*Ausgangsdokument*.
■ ■ ■ ■ ■ ■ ■
Franz von Assisi: Ein Freund allen Lebens

Ziele

  • Mit Franz von Assisi einen Heiligen kennenlernen, der christliche Überzeugung konsequent gelebt hat
  • Im Wirken des Franz von Assisi Wesentliches einer christlichen Wertorientierung (Gerechtigkeit, Frieden, Bewahrung der Schöpfung) wahrnehmen

Vorüberlegungen

Die folgende Erzählung, deren einzelne Abschnitte auch unabhängig voneinander verwendet werden können, stellen wichtige Begebenheiten und Legenden zum Leben und Wirken des Franz von Assisi in einer für Kinder gut fassbaren Form vor. Die einzelnen Abschnitte setzen dabei besondere Akzente:

  • Ein Einleitungsabschnitt stellt den Sohn der wohlhabenden Familie Bernardone vor. Das vermittelt so auch einen kleinen Einblick in die wirtschaftlichen Zusammenhänge des aufblühenden Geldwesens und in den damit entstandenen Reichtum in Teilen der Bürgerschaft.
■ ■ ■ ■ ■ ■ ■
*Annotationen zu Layoutelementen*.
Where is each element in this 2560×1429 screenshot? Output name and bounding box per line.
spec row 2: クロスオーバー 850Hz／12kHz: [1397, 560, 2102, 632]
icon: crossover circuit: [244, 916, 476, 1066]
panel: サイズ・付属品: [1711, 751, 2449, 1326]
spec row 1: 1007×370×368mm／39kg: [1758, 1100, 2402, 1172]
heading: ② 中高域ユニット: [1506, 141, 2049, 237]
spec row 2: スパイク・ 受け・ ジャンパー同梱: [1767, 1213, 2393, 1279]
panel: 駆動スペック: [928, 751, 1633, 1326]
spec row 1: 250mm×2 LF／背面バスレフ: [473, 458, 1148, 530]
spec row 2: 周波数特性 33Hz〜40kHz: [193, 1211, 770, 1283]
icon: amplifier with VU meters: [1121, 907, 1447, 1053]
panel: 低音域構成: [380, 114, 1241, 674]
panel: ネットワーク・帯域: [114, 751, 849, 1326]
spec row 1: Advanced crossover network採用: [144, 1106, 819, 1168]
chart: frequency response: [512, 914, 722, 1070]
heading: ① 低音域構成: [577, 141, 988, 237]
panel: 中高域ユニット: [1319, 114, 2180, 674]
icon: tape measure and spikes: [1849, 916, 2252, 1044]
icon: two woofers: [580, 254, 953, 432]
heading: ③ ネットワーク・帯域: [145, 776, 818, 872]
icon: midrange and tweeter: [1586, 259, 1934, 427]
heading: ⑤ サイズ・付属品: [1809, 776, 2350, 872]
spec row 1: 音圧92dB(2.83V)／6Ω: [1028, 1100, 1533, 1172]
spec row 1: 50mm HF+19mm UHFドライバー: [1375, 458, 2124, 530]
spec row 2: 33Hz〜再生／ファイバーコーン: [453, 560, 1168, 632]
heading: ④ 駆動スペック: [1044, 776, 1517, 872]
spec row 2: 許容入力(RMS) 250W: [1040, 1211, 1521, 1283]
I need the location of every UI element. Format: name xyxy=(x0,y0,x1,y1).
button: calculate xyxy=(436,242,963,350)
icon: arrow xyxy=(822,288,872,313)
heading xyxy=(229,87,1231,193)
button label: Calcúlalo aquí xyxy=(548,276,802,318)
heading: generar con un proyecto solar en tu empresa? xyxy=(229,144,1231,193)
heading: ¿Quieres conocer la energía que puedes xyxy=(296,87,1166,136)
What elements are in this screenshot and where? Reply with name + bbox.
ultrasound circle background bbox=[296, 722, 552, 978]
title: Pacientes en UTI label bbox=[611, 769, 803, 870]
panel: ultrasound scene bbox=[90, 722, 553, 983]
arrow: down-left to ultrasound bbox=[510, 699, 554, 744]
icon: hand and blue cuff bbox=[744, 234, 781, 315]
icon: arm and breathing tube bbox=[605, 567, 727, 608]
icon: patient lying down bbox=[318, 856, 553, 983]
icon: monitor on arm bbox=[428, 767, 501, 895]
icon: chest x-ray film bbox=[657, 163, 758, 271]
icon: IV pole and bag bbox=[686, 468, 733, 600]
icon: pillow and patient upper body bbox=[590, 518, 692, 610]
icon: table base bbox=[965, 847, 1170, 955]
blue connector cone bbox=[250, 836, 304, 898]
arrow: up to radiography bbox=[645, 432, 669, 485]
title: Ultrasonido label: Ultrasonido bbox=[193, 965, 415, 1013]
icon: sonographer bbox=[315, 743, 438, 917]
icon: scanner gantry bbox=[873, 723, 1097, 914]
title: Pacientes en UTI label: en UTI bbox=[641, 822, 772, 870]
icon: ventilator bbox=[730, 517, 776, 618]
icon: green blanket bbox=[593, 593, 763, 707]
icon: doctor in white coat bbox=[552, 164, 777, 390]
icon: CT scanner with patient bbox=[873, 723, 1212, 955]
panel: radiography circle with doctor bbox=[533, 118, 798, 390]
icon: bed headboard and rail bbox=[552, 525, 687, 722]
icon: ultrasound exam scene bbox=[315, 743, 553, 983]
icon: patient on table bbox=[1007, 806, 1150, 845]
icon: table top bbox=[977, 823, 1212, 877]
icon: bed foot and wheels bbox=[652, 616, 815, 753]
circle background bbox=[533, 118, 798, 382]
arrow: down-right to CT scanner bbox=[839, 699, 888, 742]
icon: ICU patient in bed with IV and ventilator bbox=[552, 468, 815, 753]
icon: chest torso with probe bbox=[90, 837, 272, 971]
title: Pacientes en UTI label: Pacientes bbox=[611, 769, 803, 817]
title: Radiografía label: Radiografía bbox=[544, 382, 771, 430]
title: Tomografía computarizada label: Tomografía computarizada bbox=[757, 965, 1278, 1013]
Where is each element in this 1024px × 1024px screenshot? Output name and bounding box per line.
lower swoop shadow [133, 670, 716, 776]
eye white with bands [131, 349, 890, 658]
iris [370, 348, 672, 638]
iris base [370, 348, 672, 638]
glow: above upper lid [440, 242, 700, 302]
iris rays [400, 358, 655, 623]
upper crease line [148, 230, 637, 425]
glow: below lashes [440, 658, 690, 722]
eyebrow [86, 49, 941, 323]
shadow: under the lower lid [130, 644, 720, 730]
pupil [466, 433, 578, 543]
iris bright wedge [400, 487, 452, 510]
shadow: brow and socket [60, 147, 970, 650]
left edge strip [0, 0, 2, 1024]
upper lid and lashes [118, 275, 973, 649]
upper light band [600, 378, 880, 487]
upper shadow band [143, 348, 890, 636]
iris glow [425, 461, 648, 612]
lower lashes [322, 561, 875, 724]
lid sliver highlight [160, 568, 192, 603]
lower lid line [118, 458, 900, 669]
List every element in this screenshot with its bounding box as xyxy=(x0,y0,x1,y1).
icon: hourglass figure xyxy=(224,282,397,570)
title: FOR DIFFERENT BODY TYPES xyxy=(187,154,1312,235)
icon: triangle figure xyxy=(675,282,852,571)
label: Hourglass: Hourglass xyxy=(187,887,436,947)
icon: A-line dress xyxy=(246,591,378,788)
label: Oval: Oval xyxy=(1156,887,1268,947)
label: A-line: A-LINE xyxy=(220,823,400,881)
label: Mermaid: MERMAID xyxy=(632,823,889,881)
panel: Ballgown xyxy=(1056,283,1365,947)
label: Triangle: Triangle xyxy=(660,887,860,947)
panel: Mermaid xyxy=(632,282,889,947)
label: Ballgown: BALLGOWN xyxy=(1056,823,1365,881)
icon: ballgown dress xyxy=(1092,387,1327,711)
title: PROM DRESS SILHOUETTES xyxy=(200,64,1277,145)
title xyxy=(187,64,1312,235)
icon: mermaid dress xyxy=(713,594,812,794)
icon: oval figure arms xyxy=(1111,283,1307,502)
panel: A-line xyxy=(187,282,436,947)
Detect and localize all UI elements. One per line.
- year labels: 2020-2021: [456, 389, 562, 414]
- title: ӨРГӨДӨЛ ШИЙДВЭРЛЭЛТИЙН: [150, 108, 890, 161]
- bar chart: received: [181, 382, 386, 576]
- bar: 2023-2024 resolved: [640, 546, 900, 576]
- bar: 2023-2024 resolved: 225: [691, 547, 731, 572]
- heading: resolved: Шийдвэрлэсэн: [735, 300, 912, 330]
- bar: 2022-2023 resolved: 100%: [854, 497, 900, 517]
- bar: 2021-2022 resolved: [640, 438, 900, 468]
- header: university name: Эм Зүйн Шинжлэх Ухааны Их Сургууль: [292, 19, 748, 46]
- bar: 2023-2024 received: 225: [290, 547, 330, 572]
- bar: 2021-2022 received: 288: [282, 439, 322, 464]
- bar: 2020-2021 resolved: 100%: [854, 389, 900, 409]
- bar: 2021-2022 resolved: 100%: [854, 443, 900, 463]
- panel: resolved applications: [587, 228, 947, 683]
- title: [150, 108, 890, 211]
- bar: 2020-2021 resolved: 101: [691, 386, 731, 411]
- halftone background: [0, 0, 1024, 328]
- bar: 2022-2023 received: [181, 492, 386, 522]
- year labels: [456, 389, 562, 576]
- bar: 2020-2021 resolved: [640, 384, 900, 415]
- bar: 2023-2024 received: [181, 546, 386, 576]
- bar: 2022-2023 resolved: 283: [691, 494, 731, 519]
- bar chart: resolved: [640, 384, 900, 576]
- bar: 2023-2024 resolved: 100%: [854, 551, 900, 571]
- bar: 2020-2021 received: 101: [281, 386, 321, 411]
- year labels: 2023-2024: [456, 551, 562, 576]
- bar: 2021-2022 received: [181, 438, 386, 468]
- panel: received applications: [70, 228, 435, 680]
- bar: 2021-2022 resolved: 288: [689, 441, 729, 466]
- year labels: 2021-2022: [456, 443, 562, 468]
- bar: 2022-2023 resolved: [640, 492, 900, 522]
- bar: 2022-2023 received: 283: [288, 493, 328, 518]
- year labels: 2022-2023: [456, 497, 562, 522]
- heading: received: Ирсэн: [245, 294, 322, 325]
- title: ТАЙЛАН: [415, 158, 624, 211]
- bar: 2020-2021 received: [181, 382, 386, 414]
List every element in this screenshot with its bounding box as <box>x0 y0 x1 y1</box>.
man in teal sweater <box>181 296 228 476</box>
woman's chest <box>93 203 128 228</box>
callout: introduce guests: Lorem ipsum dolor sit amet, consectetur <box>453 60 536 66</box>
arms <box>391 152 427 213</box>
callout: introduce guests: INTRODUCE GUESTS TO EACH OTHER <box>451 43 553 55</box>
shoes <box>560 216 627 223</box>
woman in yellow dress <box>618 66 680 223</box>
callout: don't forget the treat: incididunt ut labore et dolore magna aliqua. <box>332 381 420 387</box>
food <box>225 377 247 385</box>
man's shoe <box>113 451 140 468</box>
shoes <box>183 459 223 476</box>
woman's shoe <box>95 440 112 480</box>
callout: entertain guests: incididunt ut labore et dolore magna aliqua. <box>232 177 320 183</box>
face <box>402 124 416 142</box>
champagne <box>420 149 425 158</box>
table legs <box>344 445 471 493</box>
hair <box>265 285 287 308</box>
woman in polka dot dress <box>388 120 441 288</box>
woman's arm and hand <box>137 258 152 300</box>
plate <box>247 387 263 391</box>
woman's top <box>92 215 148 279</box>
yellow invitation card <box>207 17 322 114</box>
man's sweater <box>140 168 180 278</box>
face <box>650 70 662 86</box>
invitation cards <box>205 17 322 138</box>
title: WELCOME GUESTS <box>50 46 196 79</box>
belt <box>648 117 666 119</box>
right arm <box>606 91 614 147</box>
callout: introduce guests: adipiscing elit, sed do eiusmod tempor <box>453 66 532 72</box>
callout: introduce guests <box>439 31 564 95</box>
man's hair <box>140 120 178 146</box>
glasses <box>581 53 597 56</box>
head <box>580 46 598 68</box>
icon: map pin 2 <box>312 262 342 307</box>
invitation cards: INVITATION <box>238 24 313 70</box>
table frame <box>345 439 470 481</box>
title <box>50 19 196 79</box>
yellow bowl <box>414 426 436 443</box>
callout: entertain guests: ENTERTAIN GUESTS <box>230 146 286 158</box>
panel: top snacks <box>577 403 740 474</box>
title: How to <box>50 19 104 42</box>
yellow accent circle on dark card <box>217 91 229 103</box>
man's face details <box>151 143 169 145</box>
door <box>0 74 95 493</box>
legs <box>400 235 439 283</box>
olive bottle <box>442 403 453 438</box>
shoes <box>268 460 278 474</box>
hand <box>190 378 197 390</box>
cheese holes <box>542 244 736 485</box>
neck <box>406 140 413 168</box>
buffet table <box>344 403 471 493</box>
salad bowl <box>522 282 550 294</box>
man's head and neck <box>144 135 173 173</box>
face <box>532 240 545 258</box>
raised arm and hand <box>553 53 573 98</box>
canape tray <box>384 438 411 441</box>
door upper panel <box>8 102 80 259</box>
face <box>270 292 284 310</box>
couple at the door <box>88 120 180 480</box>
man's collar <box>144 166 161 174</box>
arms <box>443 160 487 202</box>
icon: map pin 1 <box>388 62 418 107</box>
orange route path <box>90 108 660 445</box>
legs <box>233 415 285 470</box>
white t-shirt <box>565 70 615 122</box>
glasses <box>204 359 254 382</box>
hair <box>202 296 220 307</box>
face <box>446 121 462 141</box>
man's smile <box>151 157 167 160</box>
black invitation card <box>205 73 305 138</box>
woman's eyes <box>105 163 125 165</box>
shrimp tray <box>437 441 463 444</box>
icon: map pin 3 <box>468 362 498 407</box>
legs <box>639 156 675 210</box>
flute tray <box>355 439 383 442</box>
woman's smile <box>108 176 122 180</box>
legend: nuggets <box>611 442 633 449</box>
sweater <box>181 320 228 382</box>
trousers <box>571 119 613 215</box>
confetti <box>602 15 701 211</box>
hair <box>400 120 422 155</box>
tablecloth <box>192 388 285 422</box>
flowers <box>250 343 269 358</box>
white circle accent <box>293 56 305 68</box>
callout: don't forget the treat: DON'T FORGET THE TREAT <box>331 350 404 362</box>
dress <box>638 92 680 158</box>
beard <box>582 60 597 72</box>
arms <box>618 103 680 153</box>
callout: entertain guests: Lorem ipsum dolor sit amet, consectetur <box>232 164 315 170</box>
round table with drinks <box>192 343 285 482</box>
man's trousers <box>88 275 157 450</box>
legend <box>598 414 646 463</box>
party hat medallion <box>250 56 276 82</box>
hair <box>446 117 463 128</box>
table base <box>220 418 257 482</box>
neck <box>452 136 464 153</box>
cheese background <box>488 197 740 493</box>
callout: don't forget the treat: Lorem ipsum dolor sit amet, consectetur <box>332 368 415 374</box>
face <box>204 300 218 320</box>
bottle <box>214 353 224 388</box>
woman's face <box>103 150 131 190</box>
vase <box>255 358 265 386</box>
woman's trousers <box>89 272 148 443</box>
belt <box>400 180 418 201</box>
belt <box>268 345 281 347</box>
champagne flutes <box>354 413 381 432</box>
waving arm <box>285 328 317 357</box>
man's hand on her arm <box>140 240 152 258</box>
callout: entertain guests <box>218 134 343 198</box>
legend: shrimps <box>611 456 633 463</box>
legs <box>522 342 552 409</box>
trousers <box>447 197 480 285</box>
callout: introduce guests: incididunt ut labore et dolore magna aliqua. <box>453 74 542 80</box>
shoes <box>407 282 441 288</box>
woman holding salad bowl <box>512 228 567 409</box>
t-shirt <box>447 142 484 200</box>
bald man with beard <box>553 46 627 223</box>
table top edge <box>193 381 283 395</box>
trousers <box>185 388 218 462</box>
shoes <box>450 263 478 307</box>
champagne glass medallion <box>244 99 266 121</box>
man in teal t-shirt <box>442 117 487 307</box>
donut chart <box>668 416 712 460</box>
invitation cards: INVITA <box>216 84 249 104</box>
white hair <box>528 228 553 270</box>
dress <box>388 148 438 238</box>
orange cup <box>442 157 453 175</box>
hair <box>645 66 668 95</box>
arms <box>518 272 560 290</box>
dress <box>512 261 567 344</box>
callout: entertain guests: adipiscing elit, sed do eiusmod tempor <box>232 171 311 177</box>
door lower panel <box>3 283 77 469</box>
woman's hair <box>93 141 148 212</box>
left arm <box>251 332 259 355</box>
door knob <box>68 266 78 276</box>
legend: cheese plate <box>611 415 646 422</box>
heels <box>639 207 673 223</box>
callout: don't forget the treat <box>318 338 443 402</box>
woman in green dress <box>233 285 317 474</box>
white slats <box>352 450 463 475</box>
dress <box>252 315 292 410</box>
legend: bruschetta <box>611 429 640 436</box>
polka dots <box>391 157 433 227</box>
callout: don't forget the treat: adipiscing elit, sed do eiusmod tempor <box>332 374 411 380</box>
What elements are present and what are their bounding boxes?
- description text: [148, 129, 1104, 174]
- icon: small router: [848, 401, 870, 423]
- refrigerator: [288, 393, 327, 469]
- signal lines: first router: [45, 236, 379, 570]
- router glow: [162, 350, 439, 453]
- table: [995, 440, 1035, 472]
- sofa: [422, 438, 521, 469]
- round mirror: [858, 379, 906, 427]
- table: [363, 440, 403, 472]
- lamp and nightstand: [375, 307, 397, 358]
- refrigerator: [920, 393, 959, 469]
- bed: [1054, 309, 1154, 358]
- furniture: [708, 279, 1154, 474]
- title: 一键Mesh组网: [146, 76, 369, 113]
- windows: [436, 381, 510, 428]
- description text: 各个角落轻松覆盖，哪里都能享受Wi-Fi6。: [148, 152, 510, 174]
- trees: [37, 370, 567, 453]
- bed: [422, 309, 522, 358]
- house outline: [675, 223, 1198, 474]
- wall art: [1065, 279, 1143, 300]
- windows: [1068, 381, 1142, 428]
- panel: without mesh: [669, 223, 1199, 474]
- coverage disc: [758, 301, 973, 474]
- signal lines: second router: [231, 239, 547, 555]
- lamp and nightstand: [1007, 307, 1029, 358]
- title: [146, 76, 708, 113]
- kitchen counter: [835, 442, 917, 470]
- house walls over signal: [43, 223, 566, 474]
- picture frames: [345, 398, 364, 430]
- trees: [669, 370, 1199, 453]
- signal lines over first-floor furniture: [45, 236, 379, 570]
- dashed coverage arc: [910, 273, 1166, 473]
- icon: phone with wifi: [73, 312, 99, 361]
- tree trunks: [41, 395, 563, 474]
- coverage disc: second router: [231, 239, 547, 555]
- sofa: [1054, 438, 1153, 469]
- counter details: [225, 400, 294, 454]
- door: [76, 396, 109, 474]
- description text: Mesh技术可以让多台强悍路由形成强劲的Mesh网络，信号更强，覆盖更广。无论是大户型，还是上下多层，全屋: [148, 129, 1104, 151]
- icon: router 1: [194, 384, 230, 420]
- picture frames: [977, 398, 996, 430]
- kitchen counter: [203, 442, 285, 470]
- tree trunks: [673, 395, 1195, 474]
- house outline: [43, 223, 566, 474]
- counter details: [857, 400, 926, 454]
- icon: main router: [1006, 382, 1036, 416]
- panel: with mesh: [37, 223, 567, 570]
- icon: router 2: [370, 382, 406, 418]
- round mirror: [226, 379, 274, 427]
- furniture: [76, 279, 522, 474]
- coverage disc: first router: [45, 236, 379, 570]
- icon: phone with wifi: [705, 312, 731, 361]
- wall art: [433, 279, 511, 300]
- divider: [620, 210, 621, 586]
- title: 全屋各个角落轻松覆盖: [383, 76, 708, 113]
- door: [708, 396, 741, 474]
■ ■ ■ ■ ■ ■ ■
*Kurze Aufgabe*.
Schreibe den Text über Franz von Assisi von „Die folgende Erzählung, deren“ bis einschließlich „Teilen der Bürgerschaft.“ noch einmal ab und ersetze dabei „Erzählung“ durch „Geschichte“.

*Richtige Antwort*.
Die folgende Geschichte, deren einzelne Abschnitte auch unabhängig voneinander verwendet werden können, stellen wichtige Begebenheiten und Legenden zum Leben und Wirken des Franz von Assisi in einer für Kinder gut fassbaren Form vor. Die einzelnen Abschnitte setzen dabei besondere Akzente:

  • Ein Einleitungsabschnitt stellt den Sohn der wohlhabenden Familie Bernardone vor. Das vermittelt so auch einen kleinen Einblick in die wirtschaftlichen Zusammenhänge des aufblühenden Geldwesens und in den damit entstandenen Reichtum in Teilen der Bürgerschaft.